*To be done*: Below is some material; set it all down exactly, apart from the pictures.

*Data to process*:

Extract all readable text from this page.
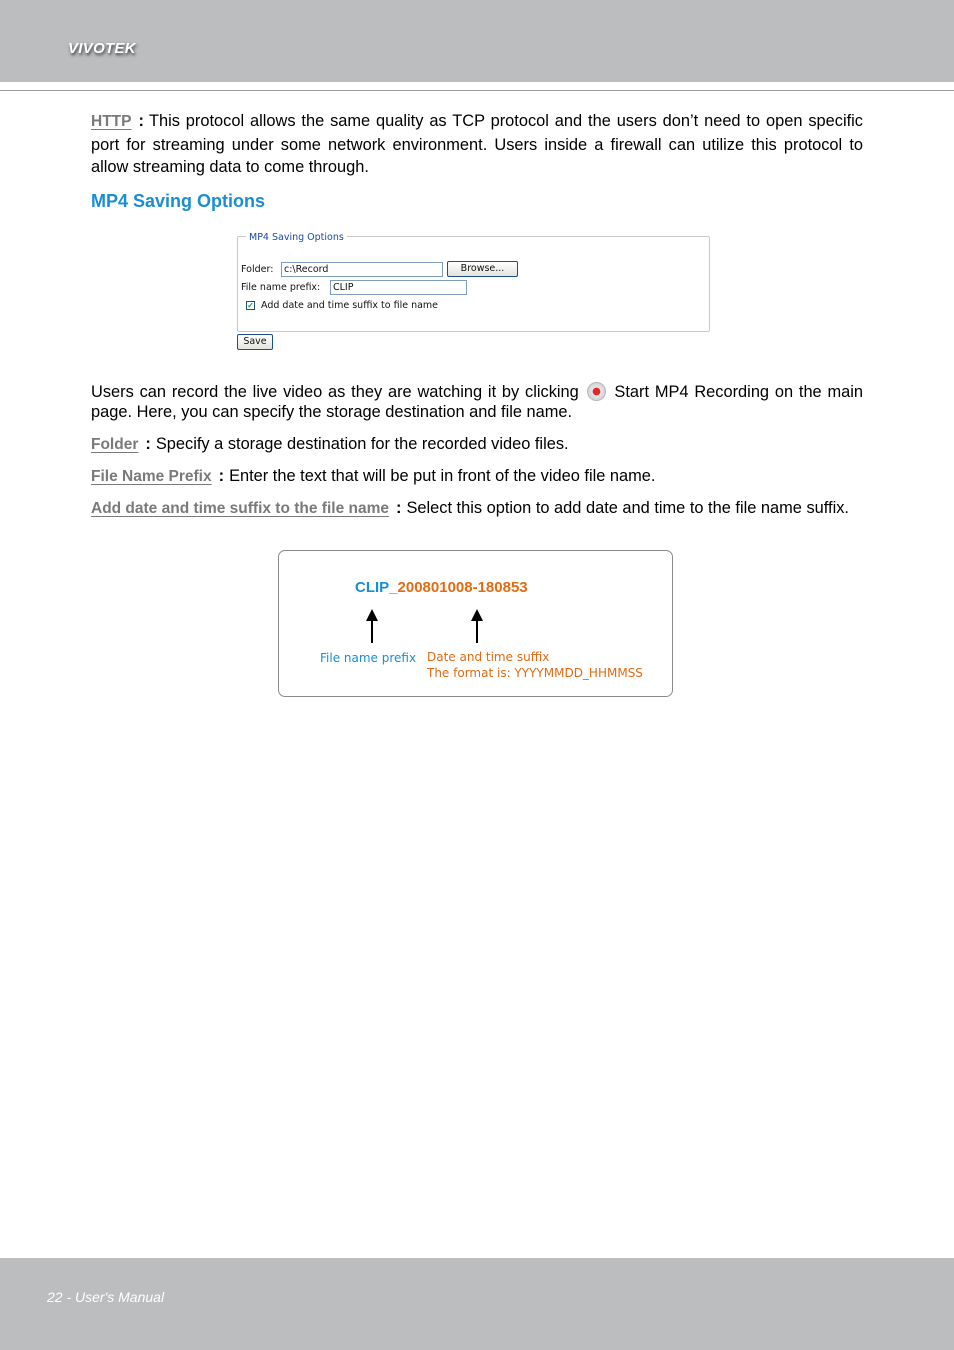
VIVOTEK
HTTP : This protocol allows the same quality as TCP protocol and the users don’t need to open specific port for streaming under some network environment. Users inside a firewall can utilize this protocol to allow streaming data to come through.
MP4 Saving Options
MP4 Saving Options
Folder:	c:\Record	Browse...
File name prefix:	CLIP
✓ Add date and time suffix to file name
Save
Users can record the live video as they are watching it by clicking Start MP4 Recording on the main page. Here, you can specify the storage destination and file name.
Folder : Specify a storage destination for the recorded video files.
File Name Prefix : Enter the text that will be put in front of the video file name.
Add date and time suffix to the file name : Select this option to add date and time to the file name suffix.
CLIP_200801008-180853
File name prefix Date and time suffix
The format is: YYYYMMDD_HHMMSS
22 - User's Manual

*The answer*:
Extract all readable text from this page.
VIVOTEK
HTTP : This protocol allows the same quality as TCP protocol and the users don’t need to open specific port for streaming under some network environment. Users inside a firewall can utilize this protocol to allow streaming data to come through.
MP4 Saving Options
MP4 Saving Options
Folder:	c:\Record	Browse...
File name prefix:	CLIP
✓ Add date and time suffix to file name
Save
Users can record the live video as they are watching it by clicking Start MP4 Recording on the main page. Here, you can specify the storage destination and file name.
Folder : Specify a storage destination for the recorded video files.
File Name Prefix : Enter the text that will be put in front of the video file name.
Add date and time suffix to the file name : Select this option to add date and time to the file name suffix.
CLIP_200801008-180853
File name prefix Date and time suffix
The format is: YYYYMMDD_HHMMSS
22 - User's Manual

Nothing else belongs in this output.